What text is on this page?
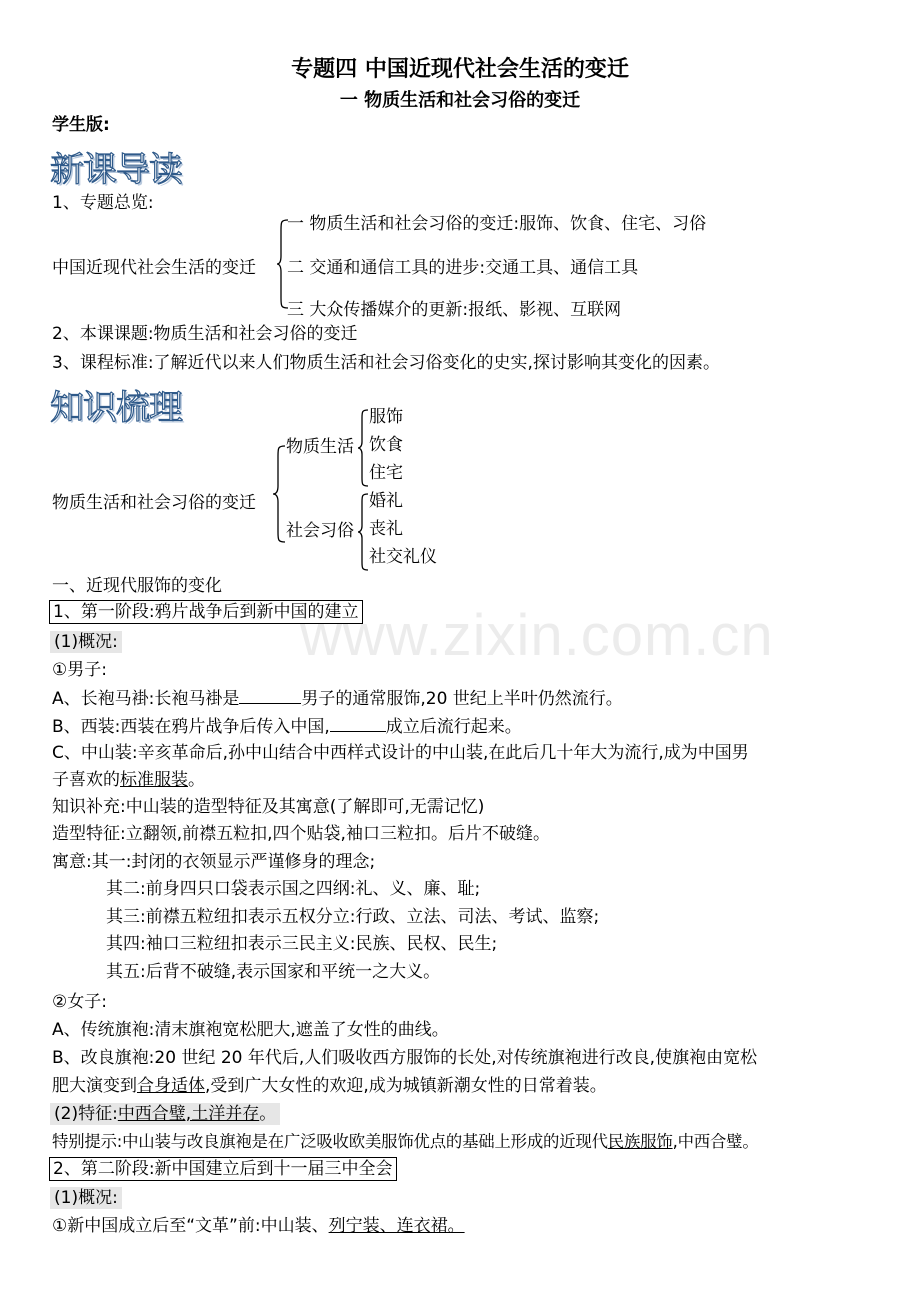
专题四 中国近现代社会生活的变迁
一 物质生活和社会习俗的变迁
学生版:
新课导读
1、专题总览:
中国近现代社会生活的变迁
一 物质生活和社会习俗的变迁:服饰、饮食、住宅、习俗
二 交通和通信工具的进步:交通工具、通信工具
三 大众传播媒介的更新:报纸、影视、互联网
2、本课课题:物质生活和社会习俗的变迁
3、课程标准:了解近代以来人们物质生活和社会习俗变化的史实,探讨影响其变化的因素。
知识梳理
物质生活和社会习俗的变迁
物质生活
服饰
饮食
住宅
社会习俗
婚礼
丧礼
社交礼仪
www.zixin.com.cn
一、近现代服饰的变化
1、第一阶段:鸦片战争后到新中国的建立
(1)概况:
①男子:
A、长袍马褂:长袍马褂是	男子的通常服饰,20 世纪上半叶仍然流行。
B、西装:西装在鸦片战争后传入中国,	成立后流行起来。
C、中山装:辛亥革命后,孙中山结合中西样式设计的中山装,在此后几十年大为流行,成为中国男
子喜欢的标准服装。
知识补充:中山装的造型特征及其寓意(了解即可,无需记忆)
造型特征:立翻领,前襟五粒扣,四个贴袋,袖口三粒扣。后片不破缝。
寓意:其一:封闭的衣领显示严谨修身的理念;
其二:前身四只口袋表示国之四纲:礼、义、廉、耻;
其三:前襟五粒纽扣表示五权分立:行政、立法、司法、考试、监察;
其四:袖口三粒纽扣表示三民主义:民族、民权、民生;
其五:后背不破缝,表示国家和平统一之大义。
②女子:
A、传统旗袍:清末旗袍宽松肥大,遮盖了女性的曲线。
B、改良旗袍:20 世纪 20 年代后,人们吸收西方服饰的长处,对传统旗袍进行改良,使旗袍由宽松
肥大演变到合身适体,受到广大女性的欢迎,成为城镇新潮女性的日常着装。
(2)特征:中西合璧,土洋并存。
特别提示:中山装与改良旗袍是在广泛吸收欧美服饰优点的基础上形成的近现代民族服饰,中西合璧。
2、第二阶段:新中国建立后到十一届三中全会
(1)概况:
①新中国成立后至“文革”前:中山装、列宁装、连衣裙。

Exercise aim: Without the pictures, restate all of the entries above verbatim.

Written solution:
What text is on this page?
专题四 中国近现代社会生活的变迁
一 物质生活和社会习俗的变迁
学生版:
新课导读
1、专题总览:
中国近现代社会生活的变迁
一 物质生活和社会习俗的变迁:服饰、饮食、住宅、习俗
二 交通和通信工具的进步:交通工具、通信工具
三 大众传播媒介的更新:报纸、影视、互联网
2、本课课题:物质生活和社会习俗的变迁
3、课程标准:了解近代以来人们物质生活和社会习俗变化的史实,探讨影响其变化的因素。
知识梳理
物质生活和社会习俗的变迁
物质生活
服饰
饮食
住宅
社会习俗
婚礼
丧礼
社交礼仪
www.zixin.com.cn
一、近现代服饰的变化
1、第一阶段:鸦片战争后到新中国的建立
(1)概况:
①男子:
A、长袍马褂:长袍马褂是	男子的通常服饰,20 世纪上半叶仍然流行。
B、西装:西装在鸦片战争后传入中国,	成立后流行起来。
C、中山装:辛亥革命后,孙中山结合中西样式设计的中山装,在此后几十年大为流行,成为中国男
子喜欢的标准服装。
知识补充:中山装的造型特征及其寓意(了解即可,无需记忆)
造型特征:立翻领,前襟五粒扣,四个贴袋,袖口三粒扣。后片不破缝。
寓意:其一:封闭的衣领显示严谨修身的理念;
其二:前身四只口袋表示国之四纲:礼、义、廉、耻;
其三:前襟五粒纽扣表示五权分立:行政、立法、司法、考试、监察;
其四:袖口三粒纽扣表示三民主义:民族、民权、民生;
其五:后背不破缝,表示国家和平统一之大义。
②女子:
A、传统旗袍:清末旗袍宽松肥大,遮盖了女性的曲线。
B、改良旗袍:20 世纪 20 年代后,人们吸收西方服饰的长处,对传统旗袍进行改良,使旗袍由宽松
肥大演变到合身适体,受到广大女性的欢迎,成为城镇新潮女性的日常着装。
(2)特征:中西合璧,土洋并存。
特别提示:中山装与改良旗袍是在广泛吸收欧美服饰优点的基础上形成的近现代民族服饰,中西合璧。
2、第二阶段:新中国建立后到十一届三中全会
(1)概况:
①新中国成立后至“文革”前:中山装、列宁装、连衣裙。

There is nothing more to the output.